* **Brief**
Using the data below, copy every line that contains the word "Transcribe".

* **Given data**
-------

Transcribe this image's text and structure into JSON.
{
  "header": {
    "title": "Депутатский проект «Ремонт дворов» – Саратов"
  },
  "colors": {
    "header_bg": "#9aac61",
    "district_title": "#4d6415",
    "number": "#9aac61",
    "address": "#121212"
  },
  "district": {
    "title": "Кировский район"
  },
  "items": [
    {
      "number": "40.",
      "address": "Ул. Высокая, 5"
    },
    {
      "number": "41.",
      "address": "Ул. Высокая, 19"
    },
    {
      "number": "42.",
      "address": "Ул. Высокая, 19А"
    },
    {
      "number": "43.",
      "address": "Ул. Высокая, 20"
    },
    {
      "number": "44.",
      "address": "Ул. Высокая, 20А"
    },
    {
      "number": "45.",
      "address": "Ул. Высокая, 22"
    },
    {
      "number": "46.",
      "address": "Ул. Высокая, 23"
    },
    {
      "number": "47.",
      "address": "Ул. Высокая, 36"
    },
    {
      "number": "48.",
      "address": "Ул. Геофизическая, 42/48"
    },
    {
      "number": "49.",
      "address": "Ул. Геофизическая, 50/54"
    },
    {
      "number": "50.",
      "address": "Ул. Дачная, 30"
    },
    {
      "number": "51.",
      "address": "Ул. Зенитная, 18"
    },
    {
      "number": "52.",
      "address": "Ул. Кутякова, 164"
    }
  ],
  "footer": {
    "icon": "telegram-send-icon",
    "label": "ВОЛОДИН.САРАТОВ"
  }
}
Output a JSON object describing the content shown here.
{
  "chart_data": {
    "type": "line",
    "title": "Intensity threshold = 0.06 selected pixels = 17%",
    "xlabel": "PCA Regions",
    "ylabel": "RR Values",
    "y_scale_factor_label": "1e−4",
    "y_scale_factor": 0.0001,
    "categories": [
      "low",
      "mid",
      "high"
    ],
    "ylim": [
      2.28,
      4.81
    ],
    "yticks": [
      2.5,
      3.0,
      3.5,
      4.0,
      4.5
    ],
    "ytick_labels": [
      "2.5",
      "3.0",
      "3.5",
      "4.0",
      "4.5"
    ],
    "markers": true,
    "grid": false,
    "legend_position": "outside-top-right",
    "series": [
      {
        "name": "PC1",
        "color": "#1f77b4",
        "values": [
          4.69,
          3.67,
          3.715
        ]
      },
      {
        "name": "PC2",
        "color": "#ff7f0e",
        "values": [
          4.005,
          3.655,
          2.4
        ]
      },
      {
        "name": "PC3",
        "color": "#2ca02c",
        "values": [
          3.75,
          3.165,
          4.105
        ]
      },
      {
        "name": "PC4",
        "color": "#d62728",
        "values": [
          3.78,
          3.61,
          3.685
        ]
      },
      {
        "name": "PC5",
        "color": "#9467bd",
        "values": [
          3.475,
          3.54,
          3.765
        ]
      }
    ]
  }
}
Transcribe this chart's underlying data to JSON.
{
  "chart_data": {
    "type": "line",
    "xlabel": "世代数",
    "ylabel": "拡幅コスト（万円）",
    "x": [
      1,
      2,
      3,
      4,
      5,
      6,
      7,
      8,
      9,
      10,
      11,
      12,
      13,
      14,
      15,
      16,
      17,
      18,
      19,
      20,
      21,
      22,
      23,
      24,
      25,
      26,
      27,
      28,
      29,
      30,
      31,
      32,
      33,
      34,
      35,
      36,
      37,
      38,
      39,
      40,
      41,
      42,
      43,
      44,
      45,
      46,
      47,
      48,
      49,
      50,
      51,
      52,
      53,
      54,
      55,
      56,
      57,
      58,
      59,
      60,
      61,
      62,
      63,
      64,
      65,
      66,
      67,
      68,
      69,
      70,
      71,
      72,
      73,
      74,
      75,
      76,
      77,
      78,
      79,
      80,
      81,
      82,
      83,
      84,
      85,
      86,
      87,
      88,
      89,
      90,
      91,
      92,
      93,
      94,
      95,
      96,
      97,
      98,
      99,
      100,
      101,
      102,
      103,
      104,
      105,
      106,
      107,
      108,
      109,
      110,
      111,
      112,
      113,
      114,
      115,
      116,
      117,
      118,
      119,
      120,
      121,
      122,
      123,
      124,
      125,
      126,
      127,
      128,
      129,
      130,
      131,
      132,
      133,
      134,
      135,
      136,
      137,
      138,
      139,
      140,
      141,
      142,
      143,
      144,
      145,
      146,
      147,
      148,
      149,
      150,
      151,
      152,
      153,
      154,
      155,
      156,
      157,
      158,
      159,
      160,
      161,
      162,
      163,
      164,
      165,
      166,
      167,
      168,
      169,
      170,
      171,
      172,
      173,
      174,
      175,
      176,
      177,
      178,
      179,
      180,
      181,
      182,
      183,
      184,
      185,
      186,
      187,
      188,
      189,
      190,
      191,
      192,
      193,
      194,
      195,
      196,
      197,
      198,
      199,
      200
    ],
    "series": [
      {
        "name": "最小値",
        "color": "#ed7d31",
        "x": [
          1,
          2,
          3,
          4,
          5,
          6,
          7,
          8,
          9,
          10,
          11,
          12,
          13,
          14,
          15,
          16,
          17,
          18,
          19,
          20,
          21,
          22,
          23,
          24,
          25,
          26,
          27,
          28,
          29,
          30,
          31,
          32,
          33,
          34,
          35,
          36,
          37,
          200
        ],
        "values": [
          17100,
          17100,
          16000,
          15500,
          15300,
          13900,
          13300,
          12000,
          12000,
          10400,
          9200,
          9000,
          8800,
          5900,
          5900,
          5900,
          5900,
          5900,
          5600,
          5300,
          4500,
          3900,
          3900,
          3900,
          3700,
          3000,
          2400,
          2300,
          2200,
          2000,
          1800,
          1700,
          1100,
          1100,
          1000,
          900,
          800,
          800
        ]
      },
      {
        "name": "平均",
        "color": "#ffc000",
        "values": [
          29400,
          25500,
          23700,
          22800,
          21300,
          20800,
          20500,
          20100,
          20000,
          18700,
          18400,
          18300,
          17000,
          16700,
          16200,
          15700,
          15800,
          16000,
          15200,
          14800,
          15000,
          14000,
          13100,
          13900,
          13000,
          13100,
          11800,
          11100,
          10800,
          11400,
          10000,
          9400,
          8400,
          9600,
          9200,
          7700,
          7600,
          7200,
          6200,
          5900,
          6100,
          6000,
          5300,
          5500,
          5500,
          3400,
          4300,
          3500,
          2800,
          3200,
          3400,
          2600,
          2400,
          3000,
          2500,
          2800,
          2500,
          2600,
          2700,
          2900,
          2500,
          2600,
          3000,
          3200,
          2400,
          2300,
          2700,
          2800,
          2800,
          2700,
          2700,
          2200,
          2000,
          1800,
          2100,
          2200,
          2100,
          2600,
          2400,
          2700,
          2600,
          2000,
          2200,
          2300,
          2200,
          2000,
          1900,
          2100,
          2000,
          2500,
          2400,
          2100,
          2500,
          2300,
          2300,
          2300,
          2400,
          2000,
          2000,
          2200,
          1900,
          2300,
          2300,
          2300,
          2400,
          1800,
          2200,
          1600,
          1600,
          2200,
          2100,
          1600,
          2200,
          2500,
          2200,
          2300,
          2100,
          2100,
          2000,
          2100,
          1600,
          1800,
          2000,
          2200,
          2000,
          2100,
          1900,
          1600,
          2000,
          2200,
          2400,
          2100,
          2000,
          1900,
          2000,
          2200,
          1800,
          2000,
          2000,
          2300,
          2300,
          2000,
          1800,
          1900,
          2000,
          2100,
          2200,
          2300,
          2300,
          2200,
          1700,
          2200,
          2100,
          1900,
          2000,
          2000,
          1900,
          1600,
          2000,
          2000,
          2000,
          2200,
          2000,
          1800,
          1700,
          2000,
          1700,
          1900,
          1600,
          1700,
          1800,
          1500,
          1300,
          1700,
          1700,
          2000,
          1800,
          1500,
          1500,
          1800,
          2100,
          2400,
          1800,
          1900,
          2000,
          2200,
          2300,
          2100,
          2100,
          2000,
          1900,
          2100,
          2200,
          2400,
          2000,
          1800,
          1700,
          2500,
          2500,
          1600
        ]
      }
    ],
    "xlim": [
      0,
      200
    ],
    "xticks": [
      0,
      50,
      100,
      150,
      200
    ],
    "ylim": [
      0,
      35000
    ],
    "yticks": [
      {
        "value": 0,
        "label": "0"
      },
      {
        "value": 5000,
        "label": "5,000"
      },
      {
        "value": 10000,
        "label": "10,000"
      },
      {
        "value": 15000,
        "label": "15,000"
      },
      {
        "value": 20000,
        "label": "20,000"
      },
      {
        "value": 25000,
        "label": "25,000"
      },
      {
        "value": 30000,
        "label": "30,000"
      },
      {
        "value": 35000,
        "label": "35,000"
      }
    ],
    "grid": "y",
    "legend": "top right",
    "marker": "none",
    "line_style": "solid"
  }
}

-------

* **The reply**
Transcribe this image's text and structure into JSON.
Transcribe this chart's underlying data to JSON.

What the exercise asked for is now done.